● EXERCISE REQUIREMENTS:
Reproduce all records verbatim.

==== ENTRIES PROVIDED

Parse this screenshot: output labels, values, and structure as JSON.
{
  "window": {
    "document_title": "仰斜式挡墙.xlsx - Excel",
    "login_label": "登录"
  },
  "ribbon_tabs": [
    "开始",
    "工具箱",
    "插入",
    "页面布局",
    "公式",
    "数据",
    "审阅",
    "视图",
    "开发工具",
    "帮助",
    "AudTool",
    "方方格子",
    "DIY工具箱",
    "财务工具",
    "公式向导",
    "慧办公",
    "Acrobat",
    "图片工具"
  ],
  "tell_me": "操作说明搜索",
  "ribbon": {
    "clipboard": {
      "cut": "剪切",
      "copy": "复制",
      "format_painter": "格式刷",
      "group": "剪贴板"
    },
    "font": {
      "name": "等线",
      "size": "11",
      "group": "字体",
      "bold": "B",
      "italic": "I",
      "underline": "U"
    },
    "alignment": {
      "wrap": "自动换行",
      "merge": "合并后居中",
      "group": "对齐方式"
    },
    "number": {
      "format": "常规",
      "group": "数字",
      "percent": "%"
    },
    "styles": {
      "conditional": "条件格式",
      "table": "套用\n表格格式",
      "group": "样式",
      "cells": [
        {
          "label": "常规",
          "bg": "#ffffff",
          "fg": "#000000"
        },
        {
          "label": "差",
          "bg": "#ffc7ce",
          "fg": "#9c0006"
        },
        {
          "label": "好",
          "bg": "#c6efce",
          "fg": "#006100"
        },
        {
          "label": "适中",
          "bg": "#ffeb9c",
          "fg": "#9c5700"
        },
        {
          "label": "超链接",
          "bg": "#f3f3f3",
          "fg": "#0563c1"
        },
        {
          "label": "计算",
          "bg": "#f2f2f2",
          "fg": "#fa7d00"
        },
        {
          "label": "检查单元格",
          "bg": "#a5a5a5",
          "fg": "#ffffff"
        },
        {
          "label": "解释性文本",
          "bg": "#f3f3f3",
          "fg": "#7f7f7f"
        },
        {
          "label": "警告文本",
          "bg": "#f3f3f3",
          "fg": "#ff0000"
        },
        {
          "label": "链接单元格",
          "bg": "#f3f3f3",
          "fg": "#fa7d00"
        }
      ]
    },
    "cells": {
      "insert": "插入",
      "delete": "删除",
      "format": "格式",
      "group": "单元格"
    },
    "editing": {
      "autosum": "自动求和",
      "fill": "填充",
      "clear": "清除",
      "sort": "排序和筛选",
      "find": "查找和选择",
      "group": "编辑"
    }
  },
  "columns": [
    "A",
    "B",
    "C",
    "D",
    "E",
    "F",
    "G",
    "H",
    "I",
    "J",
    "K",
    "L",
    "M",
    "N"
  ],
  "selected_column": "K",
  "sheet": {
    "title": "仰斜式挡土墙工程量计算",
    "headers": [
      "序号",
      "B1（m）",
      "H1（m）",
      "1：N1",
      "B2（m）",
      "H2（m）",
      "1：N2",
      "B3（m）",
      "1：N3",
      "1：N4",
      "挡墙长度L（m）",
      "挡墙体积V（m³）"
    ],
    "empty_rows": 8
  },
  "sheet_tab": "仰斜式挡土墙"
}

========

● COMPLETE RESPONSE:
Parse this screenshot: output labels, values, and structure as JSON.
{
  "window": {
    "document_title": "仰斜式挡墙.xlsx - Excel",
    "login_label": "登录"
  },
  "ribbon_tabs": [
    "开始",
    "工具箱",
    "插入",
    "页面布局",
    "公式",
    "数据",
    "审阅",
    "视图",
    "开发工具",
    "帮助",
    "AudTool",
    "方方格子",
    "DIY工具箱",
    "财务工具",
    "公式向导",
    "慧办公",
    "Acrobat",
    "图片工具"
  ],
  "tell_me": "操作说明搜索",
  "ribbon": {
    "clipboard": {
      "cut": "剪切",
      "copy": "复制",
      "format_painter": "格式刷",
      "group": "剪贴板"
    },
    "font": {
      "name": "等线",
      "size": "11",
      "group": "字体",
      "bold": "B",
      "italic": "I",
      "underline": "U"
    },
    "alignment": {
      "wrap": "自动换行",
      "merge": "合并后居中",
      "group": "对齐方式"
    },
    "number": {
      "format": "常规",
      "group": "数字",
      "percent": "%"
    },
    "styles": {
      "conditional": "条件格式",
      "table": "套用\n表格格式",
      "group": "样式",
      "cells": [
        {
          "label": "常规",
          "bg": "#ffffff",
          "fg": "#000000"
        },
        {
          "label": "差",
          "bg": "#ffc7ce",
          "fg": "#9c0006"
        },
        {
          "label": "好",
          "bg": "#c6efce",
          "fg": "#006100"
        },
        {
          "label": "适中",
          "bg": "#ffeb9c",
          "fg": "#9c5700"
        },
        {
          "label": "超链接",
          "bg": "#f3f3f3",
          "fg": "#0563c1"
        },
        {
          "label": "计算",
          "bg": "#f2f2f2",
          "fg": "#fa7d00"
        },
        {
          "label": "检查单元格",
          "bg": "#a5a5a5",
          "fg": "#ffffff"
        },
        {
          "label": "解释性文本",
          "bg": "#f3f3f3",
          "fg": "#7f7f7f"
        },
        {
          "label": "警告文本",
          "bg": "#f3f3f3",
          "fg": "#ff0000"
        },
        {
          "label": "链接单元格",
          "bg": "#f3f3f3",
          "fg": "#fa7d00"
        }
      ]
    },
    "cells": {
      "insert": "插入",
      "delete": "删除",
      "format": "格式",
      "group": "单元格"
    },
    "editing": {
      "autosum": "自动求和",
      "fill": "填充",
      "clear": "清除",
      "sort": "排序和筛选",
      "find": "查找和选择",
      "group": "编辑"
    }
  },
  "columns": [
    "A",
    "B",
    "C",
    "D",
    "E",
    "F",
    "G",
    "H",
    "I",
    "J",
    "K",
    "L",
    "M",
    "N"
  ],
  "selected_column": "K",
  "sheet": {
    "title": "仰斜式挡土墙工程量计算",
    "headers": [
      "序号",
      "B1（m）",
      "H1（m）",
      "1：N1",
      "B2（m）",
      "H2（m）",
      "1：N2",
      "B3（m）",
      "1：N3",
      "1：N4",
      "挡墙长度L（m）",
      "挡墙体积V（m³）"
    ],
    "empty_rows": 8
  },
  "sheet_tab": "仰斜式挡土墙"
}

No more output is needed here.